Required task →
Output every entry exactly as given.

━━ Task material ━━

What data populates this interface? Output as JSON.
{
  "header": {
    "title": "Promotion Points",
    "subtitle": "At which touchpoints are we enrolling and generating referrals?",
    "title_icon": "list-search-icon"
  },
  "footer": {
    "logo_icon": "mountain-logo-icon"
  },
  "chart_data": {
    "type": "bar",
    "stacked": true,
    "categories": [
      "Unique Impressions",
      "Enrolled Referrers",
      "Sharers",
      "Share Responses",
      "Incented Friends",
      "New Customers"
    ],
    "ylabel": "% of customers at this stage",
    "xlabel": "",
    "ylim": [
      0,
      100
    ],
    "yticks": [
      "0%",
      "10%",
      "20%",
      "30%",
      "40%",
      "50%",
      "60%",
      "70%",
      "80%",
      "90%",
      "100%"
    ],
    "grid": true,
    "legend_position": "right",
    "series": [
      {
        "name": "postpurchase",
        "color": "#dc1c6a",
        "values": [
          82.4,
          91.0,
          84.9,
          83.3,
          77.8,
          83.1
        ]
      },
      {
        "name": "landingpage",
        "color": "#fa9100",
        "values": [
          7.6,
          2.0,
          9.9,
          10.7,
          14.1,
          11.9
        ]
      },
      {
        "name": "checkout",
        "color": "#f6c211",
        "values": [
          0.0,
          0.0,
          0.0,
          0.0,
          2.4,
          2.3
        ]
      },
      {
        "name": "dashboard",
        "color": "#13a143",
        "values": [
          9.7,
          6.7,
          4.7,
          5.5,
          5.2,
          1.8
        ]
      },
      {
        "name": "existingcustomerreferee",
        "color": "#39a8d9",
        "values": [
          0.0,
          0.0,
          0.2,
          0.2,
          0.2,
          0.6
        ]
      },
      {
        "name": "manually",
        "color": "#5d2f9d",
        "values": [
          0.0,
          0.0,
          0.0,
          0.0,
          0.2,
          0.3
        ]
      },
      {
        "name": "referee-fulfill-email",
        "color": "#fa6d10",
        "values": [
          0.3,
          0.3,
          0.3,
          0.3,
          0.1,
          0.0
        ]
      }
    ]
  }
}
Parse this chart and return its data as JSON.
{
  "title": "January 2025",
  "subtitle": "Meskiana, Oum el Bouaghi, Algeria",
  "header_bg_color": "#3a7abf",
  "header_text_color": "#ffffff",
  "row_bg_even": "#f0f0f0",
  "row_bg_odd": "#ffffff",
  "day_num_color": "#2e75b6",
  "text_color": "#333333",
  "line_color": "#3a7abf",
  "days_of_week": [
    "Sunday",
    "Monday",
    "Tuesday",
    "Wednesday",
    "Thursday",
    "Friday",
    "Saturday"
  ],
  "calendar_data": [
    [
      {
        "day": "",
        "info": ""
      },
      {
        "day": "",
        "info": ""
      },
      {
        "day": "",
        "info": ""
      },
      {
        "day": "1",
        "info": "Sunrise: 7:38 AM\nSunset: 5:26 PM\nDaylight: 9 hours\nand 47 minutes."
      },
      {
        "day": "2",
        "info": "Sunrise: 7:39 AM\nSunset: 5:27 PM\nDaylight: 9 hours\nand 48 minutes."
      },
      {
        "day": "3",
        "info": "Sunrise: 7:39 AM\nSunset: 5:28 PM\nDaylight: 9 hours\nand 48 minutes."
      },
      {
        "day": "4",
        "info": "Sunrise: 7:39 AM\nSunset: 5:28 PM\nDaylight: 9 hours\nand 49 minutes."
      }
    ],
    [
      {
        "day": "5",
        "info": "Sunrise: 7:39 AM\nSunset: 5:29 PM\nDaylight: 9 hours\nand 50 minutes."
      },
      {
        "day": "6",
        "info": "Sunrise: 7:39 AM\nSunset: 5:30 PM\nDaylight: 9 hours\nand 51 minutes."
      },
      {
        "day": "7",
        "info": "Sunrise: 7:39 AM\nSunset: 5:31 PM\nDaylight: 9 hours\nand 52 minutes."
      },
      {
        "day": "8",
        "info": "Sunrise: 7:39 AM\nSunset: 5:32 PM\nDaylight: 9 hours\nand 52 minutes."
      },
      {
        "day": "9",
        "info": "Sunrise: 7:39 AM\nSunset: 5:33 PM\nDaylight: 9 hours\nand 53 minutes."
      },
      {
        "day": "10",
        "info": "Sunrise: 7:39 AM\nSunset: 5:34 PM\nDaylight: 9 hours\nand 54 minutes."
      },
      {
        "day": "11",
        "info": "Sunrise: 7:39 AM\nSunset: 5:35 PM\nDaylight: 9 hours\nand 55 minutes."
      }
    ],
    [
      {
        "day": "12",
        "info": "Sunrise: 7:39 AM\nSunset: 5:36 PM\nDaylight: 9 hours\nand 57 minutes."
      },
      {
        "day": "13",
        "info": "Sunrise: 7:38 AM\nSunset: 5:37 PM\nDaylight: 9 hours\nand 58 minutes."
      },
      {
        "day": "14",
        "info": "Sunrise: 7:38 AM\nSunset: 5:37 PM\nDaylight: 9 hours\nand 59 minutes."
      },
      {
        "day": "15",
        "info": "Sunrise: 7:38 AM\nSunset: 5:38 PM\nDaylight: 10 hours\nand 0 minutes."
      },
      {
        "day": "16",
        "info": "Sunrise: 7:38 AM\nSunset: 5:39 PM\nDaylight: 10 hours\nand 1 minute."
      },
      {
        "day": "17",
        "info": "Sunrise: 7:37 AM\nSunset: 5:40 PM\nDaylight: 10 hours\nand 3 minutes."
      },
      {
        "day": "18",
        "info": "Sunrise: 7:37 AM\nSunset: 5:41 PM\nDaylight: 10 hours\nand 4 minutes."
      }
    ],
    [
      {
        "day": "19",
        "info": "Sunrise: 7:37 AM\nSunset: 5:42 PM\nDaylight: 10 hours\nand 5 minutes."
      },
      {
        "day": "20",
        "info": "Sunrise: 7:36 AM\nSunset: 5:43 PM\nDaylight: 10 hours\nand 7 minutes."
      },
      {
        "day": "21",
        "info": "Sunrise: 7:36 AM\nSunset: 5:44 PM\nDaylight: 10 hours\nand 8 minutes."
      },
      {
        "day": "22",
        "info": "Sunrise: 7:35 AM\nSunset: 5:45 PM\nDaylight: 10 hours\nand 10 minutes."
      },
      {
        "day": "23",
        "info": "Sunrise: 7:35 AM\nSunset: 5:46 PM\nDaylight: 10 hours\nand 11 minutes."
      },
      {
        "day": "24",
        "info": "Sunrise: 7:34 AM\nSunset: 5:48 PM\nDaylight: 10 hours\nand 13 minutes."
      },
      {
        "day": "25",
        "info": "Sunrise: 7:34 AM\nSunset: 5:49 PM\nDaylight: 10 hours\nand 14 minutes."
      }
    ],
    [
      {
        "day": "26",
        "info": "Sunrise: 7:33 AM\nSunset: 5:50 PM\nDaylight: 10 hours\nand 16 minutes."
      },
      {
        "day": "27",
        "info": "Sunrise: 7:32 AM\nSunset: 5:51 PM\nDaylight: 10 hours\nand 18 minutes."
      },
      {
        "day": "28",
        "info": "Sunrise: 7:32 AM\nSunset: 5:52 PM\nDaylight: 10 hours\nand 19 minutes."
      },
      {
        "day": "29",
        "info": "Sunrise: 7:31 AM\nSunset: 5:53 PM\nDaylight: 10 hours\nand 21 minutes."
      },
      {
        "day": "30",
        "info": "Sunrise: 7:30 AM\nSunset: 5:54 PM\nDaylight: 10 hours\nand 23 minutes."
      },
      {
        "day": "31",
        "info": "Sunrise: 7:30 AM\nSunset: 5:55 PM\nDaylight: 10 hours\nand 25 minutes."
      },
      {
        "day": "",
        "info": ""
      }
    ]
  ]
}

━━━

Result of this task →
What data populates this interface? Output as JSON.
{
  "header": {
    "title": "Promotion Points",
    "subtitle": "At which touchpoints are we enrolling and generating referrals?",
    "title_icon": "list-search-icon"
  },
  "footer": {
    "logo_icon": "mountain-logo-icon"
  },
  "chart_data": {
    "type": "bar",
    "stacked": true,
    "categories": [
      "Unique Impressions",
      "Enrolled Referrers",
      "Sharers",
      "Share Responses",
      "Incented Friends",
      "New Customers"
    ],
    "ylabel": "% of customers at this stage",
    "xlabel": "",
    "ylim": [
      0,
      100
    ],
    "yticks": [
      "0%",
      "10%",
      "20%",
      "30%",
      "40%",
      "50%",
      "60%",
      "70%",
      "80%",
      "90%",
      "100%"
    ],
    "grid": true,
    "legend_position": "right",
    "series": [
      {
        "name": "postpurchase",
        "color": "#dc1c6a",
        "values": [
          82.4,
          91.0,
          84.9,
          83.3,
          77.8,
          83.1
        ]
      },
      {
        "name": "landingpage",
        "color": "#fa9100",
        "values": [
          7.6,
          2.0,
          9.9,
          10.7,
          14.1,
          11.9
        ]
      },
      {
        "name": "checkout",
        "color": "#f6c211",
        "values": [
          0.0,
          0.0,
          0.0,
          0.0,
          2.4,
          2.3
        ]
      },
      {
        "name": "dashboard",
        "color": "#13a143",
        "values": [
          9.7,
          6.7,
          4.7,
          5.5,
          5.2,
          1.8
        ]
      },
      {
        "name": "existingcustomerreferee",
        "color": "#39a8d9",
        "values": [
          0.0,
          0.0,
          0.2,
          0.2,
          0.2,
          0.6
        ]
      },
      {
        "name": "manually",
        "color": "#5d2f9d",
        "values": [
          0.0,
          0.0,
          0.0,
          0.0,
          0.2,
          0.3
        ]
      },
      {
        "name": "referee-fulfill-email",
        "color": "#fa6d10",
        "values": [
          0.3,
          0.3,
          0.3,
          0.3,
          0.1,
          0.0
        ]
      }
    ]
  }
}
Parse this chart and return its data as JSON.
{
  "title": "January 2025",
  "subtitle": "Meskiana, Oum el Bouaghi, Algeria",
  "header_bg_color": "#3a7abf",
  "header_text_color": "#ffffff",
  "row_bg_even": "#f0f0f0",
  "row_bg_odd": "#ffffff",
  "day_num_color": "#2e75b6",
  "text_color": "#333333",
  "line_color": "#3a7abf",
  "days_of_week": [
    "Sunday",
    "Monday",
    "Tuesday",
    "Wednesday",
    "Thursday",
    "Friday",
    "Saturday"
  ],
  "calendar_data": [
    [
      {
        "day": "",
        "info": ""
      },
      {
        "day": "",
        "info": ""
      },
      {
        "day": "",
        "info": ""
      },
      {
        "day": "1",
        "info": "Sunrise: 7:38 AM\nSunset: 5:26 PM\nDaylight: 9 hours\nand 47 minutes."
      },
      {
        "day": "2",
        "info": "Sunrise: 7:39 AM\nSunset: 5:27 PM\nDaylight: 9 hours\nand 48 minutes."
      },
      {
        "day": "3",
        "info": "Sunrise: 7:39 AM\nSunset: 5:28 PM\nDaylight: 9 hours\nand 48 minutes."
      },
      {
        "day": "4",
        "info": "Sunrise: 7:39 AM\nSunset: 5:28 PM\nDaylight: 9 hours\nand 49 minutes."
      }
    ],
    [
      {
        "day": "5",
        "info": "Sunrise: 7:39 AM\nSunset: 5:29 PM\nDaylight: 9 hours\nand 50 minutes."
      },
      {
        "day": "6",
        "info": "Sunrise: 7:39 AM\nSunset: 5:30 PM\nDaylight: 9 hours\nand 51 minutes."
      },
      {
        "day": "7",
        "info": "Sunrise: 7:39 AM\nSunset: 5:31 PM\nDaylight: 9 hours\nand 52 minutes."
      },
      {
        "day": "8",
        "info": "Sunrise: 7:39 AM\nSunset: 5:32 PM\nDaylight: 9 hours\nand 52 minutes."
      },
      {
        "day": "9",
        "info": "Sunrise: 7:39 AM\nSunset: 5:33 PM\nDaylight: 9 hours\nand 53 minutes."
      },
      {
        "day": "10",
        "info": "Sunrise: 7:39 AM\nSunset: 5:34 PM\nDaylight: 9 hours\nand 54 minutes."
      },
      {
        "day": "11",
        "info": "Sunrise: 7:39 AM\nSunset: 5:35 PM\nDaylight: 9 hours\nand 55 minutes."
      }
    ],
    [
      {
        "day": "12",
        "info": "Sunrise: 7:39 AM\nSunset: 5:36 PM\nDaylight: 9 hours\nand 57 minutes."
      },
      {
        "day": "13",
        "info": "Sunrise: 7:38 AM\nSunset: 5:37 PM\nDaylight: 9 hours\nand 58 minutes."
      },
      {
        "day": "14",
        "info": "Sunrise: 7:38 AM\nSunset: 5:37 PM\nDaylight: 9 hours\nand 59 minutes."
      },
      {
        "day": "15",
        "info": "Sunrise: 7:38 AM\nSunset: 5:38 PM\nDaylight: 10 hours\nand 0 minutes."
      },
      {
        "day": "16",
        "info": "Sunrise: 7:38 AM\nSunset: 5:39 PM\nDaylight: 10 hours\nand 1 minute."
      },
      {
        "day": "17",
        "info": "Sunrise: 7:37 AM\nSunset: 5:40 PM\nDaylight: 10 hours\nand 3 minutes."
      },
      {
        "day": "18",
        "info": "Sunrise: 7:37 AM\nSunset: 5:41 PM\nDaylight: 10 hours\nand 4 minutes."
      }
    ],
    [
      {
        "day": "19",
        "info": "Sunrise: 7:37 AM\nSunset: 5:42 PM\nDaylight: 10 hours\nand 5 minutes."
      },
      {
        "day": "20",
        "info": "Sunrise: 7:36 AM\nSunset: 5:43 PM\nDaylight: 10 hours\nand 7 minutes."
      },
      {
        "day": "21",
        "info": "Sunrise: 7:36 AM\nSunset: 5:44 PM\nDaylight: 10 hours\nand 8 minutes."
      },
      {
        "day": "22",
        "info": "Sunrise: 7:35 AM\nSunset: 5:45 PM\nDaylight: 10 hours\nand 10 minutes."
      },
      {
        "day": "23",
        "info": "Sunrise: 7:35 AM\nSunset: 5:46 PM\nDaylight: 10 hours\nand 11 minutes."
      },
      {
        "day": "24",
        "info": "Sunrise: 7:34 AM\nSunset: 5:48 PM\nDaylight: 10 hours\nand 13 minutes."
      },
      {
        "day": "25",
        "info": "Sunrise: 7:34 AM\nSunset: 5:49 PM\nDaylight: 10 hours\nand 14 minutes."
      }
    ],
    [
      {
        "day": "26",
        "info": "Sunrise: 7:33 AM\nSunset: 5:50 PM\nDaylight: 10 hours\nand 16 minutes."
      },
      {
        "day": "27",
        "info": "Sunrise: 7:32 AM\nSunset: 5:51 PM\nDaylight: 10 hours\nand 18 minutes."
      },
      {
        "day": "28",
        "info": "Sunrise: 7:32 AM\nSunset: 5:52 PM\nDaylight: 10 hours\nand 19 minutes."
      },
      {
        "day": "29",
        "info": "Sunrise: 7:31 AM\nSunset: 5:53 PM\nDaylight: 10 hours\nand 21 minutes."
      },
      {
        "day": "30",
        "info": "Sunrise: 7:30 AM\nSunset: 5:54 PM\nDaylight: 10 hours\nand 23 minutes."
      },
      {
        "day": "31",
        "info": "Sunrise: 7:30 AM\nSunset: 5:55 PM\nDaylight: 10 hours\nand 25 minutes."
      },
      {
        "day": "",
        "info": ""
      }
    ]
  ]
}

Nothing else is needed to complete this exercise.